### REQUIRED ACTION
Each record should be given again exactly, and any picture in it left out.

(PROVIDED INFORMATION Opens)

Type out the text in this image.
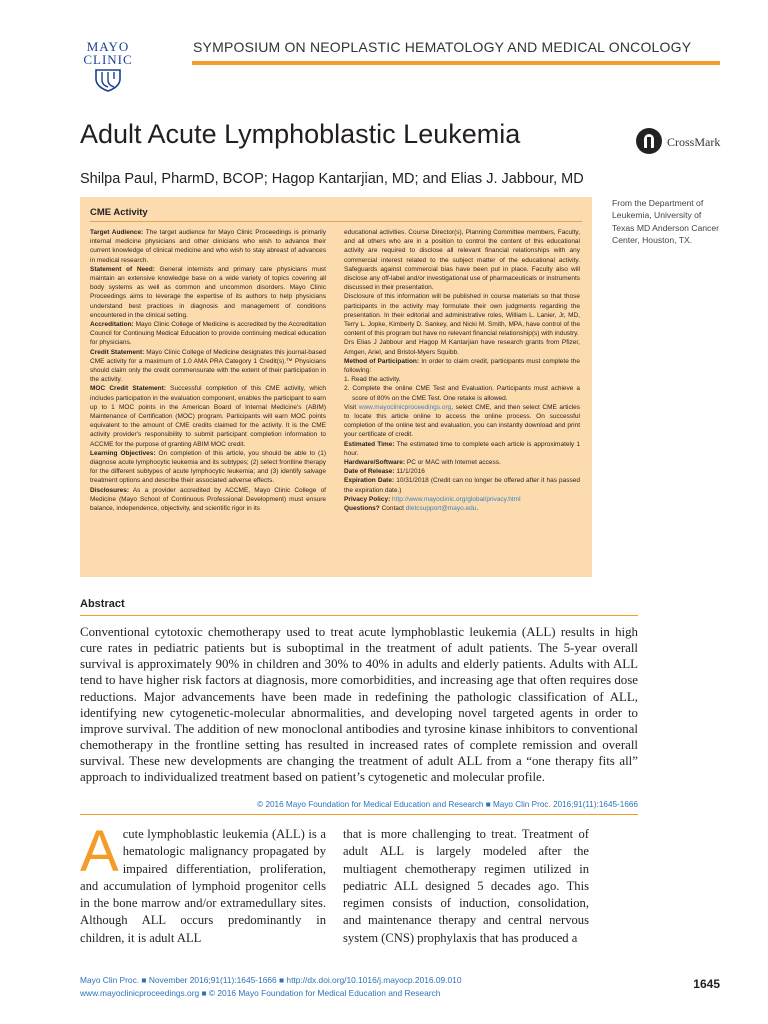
MAYO
CLINIC
SYMPOSIUM ON NEOPLASTIC HEMATOLOGY AND MEDICAL ONCOLOGY
Adult Acute Lymphoblastic Leukemia	CrossMark
Shilpa Paul, PharmD, BCOP; Hagop Kantarjian, MD; and Elias J. Jabbour, MD
From the Department of Leukemia, University of Texas MD Anderson Cancer Center, Houston, TX.
CME Activity

Target Audience: The target audience for Mayo Clinic Proceedings is primarily internal medicine physicians and other clinicians who wish to advance their current knowledge of clinical medicine and who wish to stay abreast of advances in medical research.

Statement of Need: General internists and primary care physicians must maintain an extensive knowledge base on a wide variety of topics covering all body systems as well as common and uncommon disorders. Mayo Clinic Proceedings aims to leverage the expertise of its authors to help physicians understand best practices in diagnosis and management of conditions encountered in the clinical setting.

Accreditation: Mayo Clinic College of Medicine is accredited by the Accreditation Council for Continuing Medical Education to provide continuing medical education for physicians.

Credit Statement: Mayo Clinic College of Medicine designates this journal-based CME activity for a maximum of 1.0 AMA PRA Category 1 Credit(s).™ Physicians should claim only the credit commensurate with the extent of their participation in the activity.

MOC Credit Statement: Successful completion of this CME activity, which includes participation in the evaluation component, enables the participant to earn up to 1 MOC points in the American Board of Internal Medicine's (ABIM) Maintenance of Certification (MOC) program. Participants will earn MOC points equivalent to the amount of CME credits claimed for the activity. It is the CME activity provider's responsibility to submit participant completion information to ACCME for the purpose of granting ABIM MOC credit.

Learning Objectives: On completion of this article, you should be able to (1) diagnose acute lymphocytic leukemia and its subtypes; (2) select frontline therapy for the different subtypes of acute lymphocytic leukemia; and (3) identify salvage treatment options and describe their associated adverse effects.

Disclosures: As a provider accredited by ACCME, Mayo Clinic College of Medicine (Mayo School of Continuous Professional Development) must ensure balance, independence, objectivity, and scientific rigor in its

educational activities. Course Director(s), Planning Committee members, Faculty, and all others who are in a position to control the content of this educational activity are required to disclose all relevant financial relationships with any commercial interest related to the subject matter of the educational activity. Safeguards against commercial bias have been put in place. Faculty also will disclose any off-label and/or investigational use of pharmaceuticals or instruments discussed in their presentation.

Disclosure of this information will be published in course materials so that those participants in the activity may formulate their own judgments regarding the presentation. In their editorial and administrative roles, William L. Lanier, Jr, MD, Terry L. Jopke, Kimberly D. Sankey, and Nicki M. Smith, MPA, have control of the content of this program but have no relevant financial relationship(s) with industry.

Drs Elias J Jabbour and Hagop M Kantarjian have research grants from Pfizer, Amgen, Ariel, and Bristol-Myers Squibb.

Method of Participation: In order to claim credit, participants must complete the following:

1. Read the activity.

2. Complete the online CME Test and Evaluation. Participants must achieve a score of 80% on the CME Test. One retake is allowed.

Visit www.mayoclinicproceedings.org, select CME, and then select CME articles to locate this article online to access the online process. On successful completion of the online test and evaluation, you can instantly download and print your certificate of credit.

Estimated Time: The estimated time to complete each article is approximately 1 hour.

Hardware/Software: PC or MAC with Internet access.

Date of Release: 11/1/2016

Expiration Date: 10/31/2018 (Credit can no longer be offered after it has passed the expiration date.)

Privacy Policy: http://www.mayoclinic.org/global/privacy.html

Questions? Contact dletcsupport@mayo.edu.

Abstract
Conventional cytotoxic chemotherapy used to treat acute lymphoblastic leukemia (ALL) results in high cure rates in pediatric patients but is suboptimal in the treatment of adult patients. The 5-year overall survival is approximately 90% in children and 30% to 40% in adults and elderly patients. Adults with ALL tend to have higher risk factors at diagnosis, more comorbidities, and increasing age that often requires dose reductions. Major advancements have been made in redefining the pathologic classification of ALL, identifying new cytogenetic-molecular abnormalities, and developing novel targeted agents in order to improve survival. The addition of new monoclonal antibodies and tyrosine kinase inhibitors to conventional chemotherapy in the frontline setting has resulted in increased rates of complete remission and overall survival. These new developments are changing the treatment of adult ALL from a “one therapy fits all” approach to individualized treatment based on patient’s cytogenetic and molecular profile.
© 2016 Mayo Foundation for Medical Education and Research ■ Mayo Clin Proc. 2016;91(11):1645-1666
Acute lymphoblastic leukemia (ALL) is a hematologic malignancy propagated by impaired differentiation, proliferation, and accumulation of lymphoid progenitor cells in the bone marrow and/or extramedullary sites. Although ALL occurs predominantly in children, it is adult ALL
that is more challenging to treat. Treatment of adult ALL is largely modeled after the multiagent chemotherapy regimen utilized in pediatric ALL designed 5 decades ago. This regimen consists of induction, consolidation, and maintenance therapy and central nervous system (CNS) prophylaxis that has produced a
Mayo Clin Proc. ■ November 2016;91(11):1645-1666 ■ http://dx.doi.org/10.1016/j.mayocp.2016.09.010
www.mayoclinicproceedings.org ■ © 2016 Mayo Foundation for Medical Education and Research
1645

(PROVIDED INFORMATION Closes)

### RESPONSE BELOW
Type out the text in this image.
MAYO
CLINIC
SYMPOSIUM ON NEOPLASTIC HEMATOLOGY AND MEDICAL ONCOLOGY
Adult Acute Lymphoblastic Leukemia	CrossMark
Shilpa Paul, PharmD, BCOP; Hagop Kantarjian, MD; and Elias J. Jabbour, MD
From the Department of Leukemia, University of Texas MD Anderson Cancer Center, Houston, TX.
CME Activity

Target Audience: The target audience for Mayo Clinic Proceedings is primarily internal medicine physicians and other clinicians who wish to advance their current knowledge of clinical medicine and who wish to stay abreast of advances in medical research.

Statement of Need: General internists and primary care physicians must maintain an extensive knowledge base on a wide variety of topics covering all body systems as well as common and uncommon disorders. Mayo Clinic Proceedings aims to leverage the expertise of its authors to help physicians understand best practices in diagnosis and management of conditions encountered in the clinical setting.

Accreditation: Mayo Clinic College of Medicine is accredited by the Accreditation Council for Continuing Medical Education to provide continuing medical education for physicians.

Credit Statement: Mayo Clinic College of Medicine designates this journal-based CME activity for a maximum of 1.0 AMA PRA Category 1 Credit(s).™ Physicians should claim only the credit commensurate with the extent of their participation in the activity.

MOC Credit Statement: Successful completion of this CME activity, which includes participation in the evaluation component, enables the participant to earn up to 1 MOC points in the American Board of Internal Medicine's (ABIM) Maintenance of Certification (MOC) program. Participants will earn MOC points equivalent to the amount of CME credits claimed for the activity. It is the CME activity provider's responsibility to submit participant completion information to ACCME for the purpose of granting ABIM MOC credit.

Learning Objectives: On completion of this article, you should be able to (1) diagnose acute lymphocytic leukemia and its subtypes; (2) select frontline therapy for the different subtypes of acute lymphocytic leukemia; and (3) identify salvage treatment options and describe their associated adverse effects.

Disclosures: As a provider accredited by ACCME, Mayo Clinic College of Medicine (Mayo School of Continuous Professional Development) must ensure balance, independence, objectivity, and scientific rigor in its

educational activities. Course Director(s), Planning Committee members, Faculty, and all others who are in a position to control the content of this educational activity are required to disclose all relevant financial relationships with any commercial interest related to the subject matter of the educational activity. Safeguards against commercial bias have been put in place. Faculty also will disclose any off-label and/or investigational use of pharmaceuticals or instruments discussed in their presentation.

Disclosure of this information will be published in course materials so that those participants in the activity may formulate their own judgments regarding the presentation. In their editorial and administrative roles, William L. Lanier, Jr, MD, Terry L. Jopke, Kimberly D. Sankey, and Nicki M. Smith, MPA, have control of the content of this program but have no relevant financial relationship(s) with industry.

Drs Elias J Jabbour and Hagop M Kantarjian have research grants from Pfizer, Amgen, Ariel, and Bristol-Myers Squibb.

Method of Participation: In order to claim credit, participants must complete the following:

1. Read the activity.

2. Complete the online CME Test and Evaluation. Participants must achieve a score of 80% on the CME Test. One retake is allowed.

Visit www.mayoclinicproceedings.org, select CME, and then select CME articles to locate this article online to access the online process. On successful completion of the online test and evaluation, you can instantly download and print your certificate of credit.

Estimated Time: The estimated time to complete each article is approximately 1 hour.

Hardware/Software: PC or MAC with Internet access.

Date of Release: 11/1/2016

Expiration Date: 10/31/2018 (Credit can no longer be offered after it has passed the expiration date.)

Privacy Policy: http://www.mayoclinic.org/global/privacy.html

Questions? Contact dletcsupport@mayo.edu.

Abstract
Conventional cytotoxic chemotherapy used to treat acute lymphoblastic leukemia (ALL) results in high cure rates in pediatric patients but is suboptimal in the treatment of adult patients. The 5-year overall survival is approximately 90% in children and 30% to 40% in adults and elderly patients. Adults with ALL tend to have higher risk factors at diagnosis, more comorbidities, and increasing age that often requires dose reductions. Major advancements have been made in redefining the pathologic classification of ALL, identifying new cytogenetic-molecular abnormalities, and developing novel targeted agents in order to improve survival. The addition of new monoclonal antibodies and tyrosine kinase inhibitors to conventional chemotherapy in the frontline setting has resulted in increased rates of complete remission and overall survival. These new developments are changing the treatment of adult ALL from a “one therapy fits all” approach to individualized treatment based on patient’s cytogenetic and molecular profile.
© 2016 Mayo Foundation for Medical Education and Research ■ Mayo Clin Proc. 2016;91(11):1645-1666
Acute lymphoblastic leukemia (ALL) is a hematologic malignancy propagated by impaired differentiation, proliferation, and accumulation of lymphoid progenitor cells in the bone marrow and/or extramedullary sites. Although ALL occurs predominantly in children, it is adult ALL
that is more challenging to treat. Treatment of adult ALL is largely modeled after the multiagent chemotherapy regimen utilized in pediatric ALL designed 5 decades ago. This regimen consists of induction, consolidation, and maintenance therapy and central nervous system (CNS) prophylaxis that has produced a
Mayo Clin Proc. ■ November 2016;91(11):1645-1666 ■ http://dx.doi.org/10.1016/j.mayocp.2016.09.010
www.mayoclinicproceedings.org ■ © 2016 Mayo Foundation for Medical Education and Research
1645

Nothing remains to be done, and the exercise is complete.